+++ TEXT SEGMENT +++
An example of an automated market maker (AMM), Uniswap launched in November 2018, but has gained considerable popularity this year thanks to the DeFi phenomenon and associated surge in token trading.
Uniswap aims to keep token trading automated and completely open to anyone who holds tokens, while improving the efficiency of trading versus that on traditional exchanges.
Uniswap creates more efficiency by solving liquidity issues with automated solutions, avoiding the problems which plagued the first decentralized exchanges.
In September 2020, Uniswap went a step further by creating and awarding its own governance token, UNI, to past users of the protocol. This added both profitability potential and the ability for users to shape its future — an attractive aspect of decentralized entities.
3. Cosmos (ATOM)
In a nutshell, Cosmos bills itself as a project that solves some of the “hardest problems” facing the blockchain industry. It aims to offer an antidote to “slow, expensive, unscalable and environmentally harmful” proof-of-work protocols, like those used by Bitcoin, by offering an ecosystem of connected blockchains.
The project’s other goals include making blockchain technology less complex and difficult for developers thanks to a modular framework that demystifies decentralized apps. Last but not least, an Inter Blockchain Communication protocol makes it easier for blockchain networks to communicate with each other, preventing fragmentation in the industry.
Cosmos’ origins can be dated back to 2014, when Tendermint, a core contributor to the network, was founded. In 2016, a white paper for Cosmos was published , and a token sale was held the following year. ATOM tokens are earned through a hybrid proof-of-stake algorithm, and they help to keep the Cosmos Hub, the project’s flagship blockchain, secure. This cryptocurrency also has a role in the network’s governance.
4. Celestia (TIA)
Celestia (TIA) is the first modular blockchain network that enables anyone to easily deploy their own blockchain with minimal overhead. Celestia scales by rethinking blockchain architecture from the ground up. It is a minimal blockchain that decouples execution from consensus by introducing a new primitive, data availability sampling. Since Celestia does not impose any execution or settlement constraints, developers are free to define their own execution and settlement environments. This unlocks new, unrealized possibilities for builders and developers.
Celestia is a departure from the status quo of monolithic blockchains. Monolithic blockchains face scaling difficulties because they perform all core functions of a blockchain such as processing transactions, ensuring that transactions are correct, and getting network nodes to agree on both the validity and ordering of transactions. Modular blockchains introduced the notion of decoupling consensus from the execution of transactions, thus achieving greater scalability without loss of security or decentralisation.
A modular approach to blockchains opens up a world of new possibilities. Experimentation becomes much easier as new application-specific or general-purpose blockchains can deploy to Celestia and immediately inherit security from Celestia’s validator set. Modular blockchains enable control over the rules of an application through sovereignty because developers can make alterations to the tech stack without permission from outside applications.
5. Jupiter (JUP)
As one of the industry’s most advanced swap aggregation engines, Jupiter excels in delivering essential liquidity infrastructure for the Solana ecosystem. Moreover, Jupiter is actively expanding its DeFi product offerings, featuring a comprehensive suite that includes Limit Order, DCA/TWAP, Bridge Comparator, and Perpetuals Trading.
6. Axie Infinity (AXS)
Axie Infinity is a blockchain-based trading and battling game that is partially owned and operated by its players.
+++
Answer these from the cryptocurrency projects text, one answer per line:
(a) When did Uniswap launch?
(b) In what year was the Cosmos white paper published?
(c) Jupiter delivers liquidity infrastructure for which ecosystem?
+++ MATERIAL PROVIDED +++
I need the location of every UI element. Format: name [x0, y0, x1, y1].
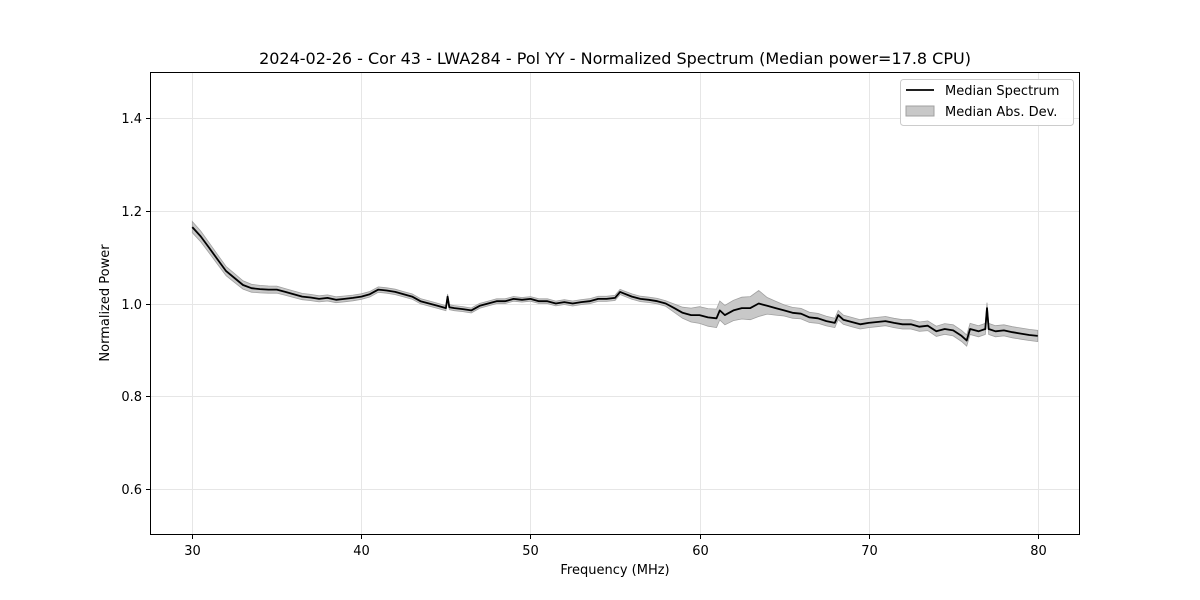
y-axis-ticks: 0.6 0.8 1.0 1.2 1.4	[121, 112, 150, 498]
x-axis-label: Frequency (MHz)	[560, 563, 669, 578]
y-tick-label: 1.0	[121, 298, 142, 313]
x-tick-label: 40	[353, 544, 370, 559]
y-tick-label: 0.6	[121, 483, 142, 498]
y-axis-label: Normalized Power	[98, 244, 113, 362]
x-tick-label: 60	[692, 544, 709, 559]
y-tick-label: 1.4	[121, 112, 142, 127]
x-tick-label: 50	[522, 544, 539, 559]
mad-band-layer	[191, 220, 1039, 347]
y-tick-label: 1.2	[121, 205, 142, 220]
y-tick-label: 0.8	[121, 390, 142, 405]
mad-band	[191, 220, 1039, 347]
plot-frame	[150, 72, 1080, 535]
x-tick-label: 70	[861, 544, 878, 559]
x-tick-label: 30	[184, 544, 201, 559]
legend-band-swatch	[905, 105, 935, 117]
legend: Median Spectrum Median Abs. Dev.	[900, 79, 1074, 126]
x-axis-ticks: 30 40 50 60 70 80	[184, 535, 1047, 559]
x-tick-label: 80	[1030, 544, 1047, 559]
median-spectrum-line	[191, 226, 1038, 342]
chart-title: 2024-02-26 - Cor 43 - LWA284 - Pol YY - …	[259, 49, 971, 68]
legend-box	[900, 79, 1074, 126]
legend-entry-median-spectrum: Median Spectrum	[945, 84, 1059, 99]
median-line-layer	[191, 226, 1038, 342]
legend-entry-median-abs-dev: Median Abs. Dev.	[945, 105, 1057, 120]
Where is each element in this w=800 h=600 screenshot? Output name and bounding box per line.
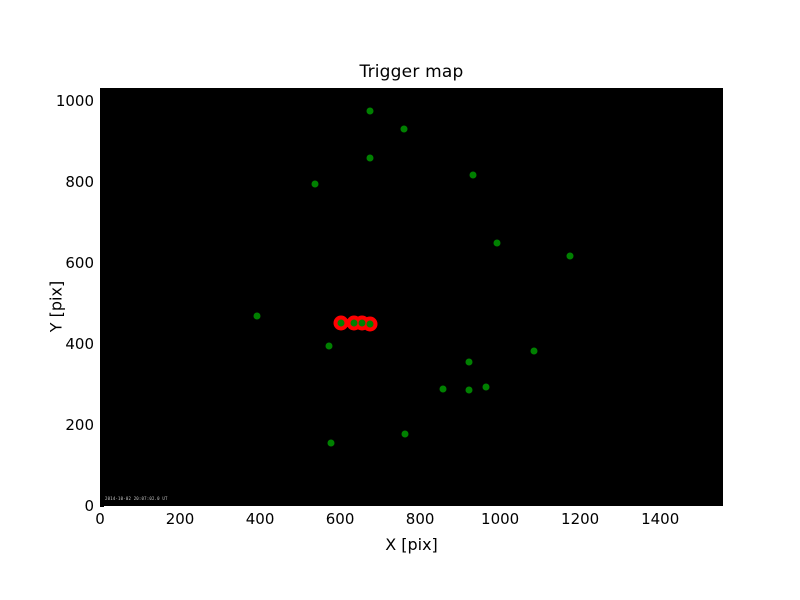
scatter-point-all-sources xyxy=(325,342,333,350)
x-tick-mark xyxy=(180,502,182,506)
y-tick-label: 0 xyxy=(84,497,94,515)
scatter-point-all-sources xyxy=(366,107,374,115)
y-tick-label: 200 xyxy=(65,415,94,434)
y-tick-mark xyxy=(100,262,104,264)
x-tick-label: 400 xyxy=(245,510,275,528)
scatter-point-all-sources xyxy=(439,385,447,393)
scatter-plot-area[interactable]: 2014-10-02 20:07:02.0 UT xyxy=(100,88,723,506)
x-tick-label: 800 xyxy=(405,510,435,528)
timestamp-annotation: 2014-10-02 20:07:02.0 UT xyxy=(105,496,168,501)
scatter-point-all-sources xyxy=(482,383,490,391)
scatter-point-all-sources xyxy=(465,358,473,366)
x-tick-label: 200 xyxy=(165,510,195,528)
scatter-point-all-sources xyxy=(350,319,358,327)
scatter-point-all-sources xyxy=(366,320,374,328)
scatter-point-all-sources xyxy=(465,386,473,394)
x-tick-mark xyxy=(660,502,662,506)
scatter-point-all-sources xyxy=(311,180,319,188)
scatter-point-all-sources xyxy=(400,125,408,133)
y-tick-label: 1000 xyxy=(55,91,94,110)
x-axis-label: X [pix] xyxy=(385,535,438,554)
scatter-point-all-sources xyxy=(253,312,261,320)
x-tick-label: 1400 xyxy=(641,510,680,528)
y-tick-mark xyxy=(100,181,104,183)
scatter-point-all-sources xyxy=(469,171,477,179)
scatter-point-all-sources xyxy=(566,252,574,260)
scatter-point-all-sources xyxy=(401,430,409,438)
x-tick-mark xyxy=(500,502,502,506)
x-tick-label: 1000 xyxy=(481,510,520,528)
x-tick-label: 0 xyxy=(95,510,105,528)
scatter-point-all-sources xyxy=(337,319,345,327)
scatter-point-all-sources xyxy=(530,347,538,355)
y-tick-mark xyxy=(100,100,104,102)
x-tick-mark xyxy=(340,502,342,506)
y-tick-mark xyxy=(100,424,104,426)
scatter-point-all-sources xyxy=(366,154,374,162)
page-title: Trigger map xyxy=(359,62,464,82)
x-tick-mark xyxy=(100,502,101,506)
x-tick-label: 600 xyxy=(325,510,355,528)
scatter-point-all-sources xyxy=(358,319,366,327)
y-tick-label: 800 xyxy=(65,172,94,191)
y-tick-mark xyxy=(100,506,104,507)
y-tick-label: 400 xyxy=(65,334,94,353)
scatter-point-all-sources xyxy=(327,439,335,447)
y-tick-mark xyxy=(100,343,104,345)
x-tick-label: 1200 xyxy=(561,510,600,528)
y-tick-label: 600 xyxy=(65,253,94,272)
x-tick-mark xyxy=(260,502,262,506)
scatter-point-all-sources xyxy=(493,239,501,247)
x-tick-mark xyxy=(420,502,422,506)
x-tick-mark xyxy=(580,502,582,506)
y-axis-label: Y [pix] xyxy=(46,280,66,333)
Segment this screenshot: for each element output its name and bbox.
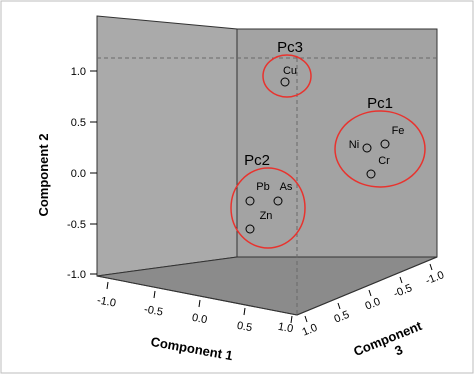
+++
- WRITTEN ANSWER:
(a) November 2018
(b) 2016
(c) The Solana ecosystem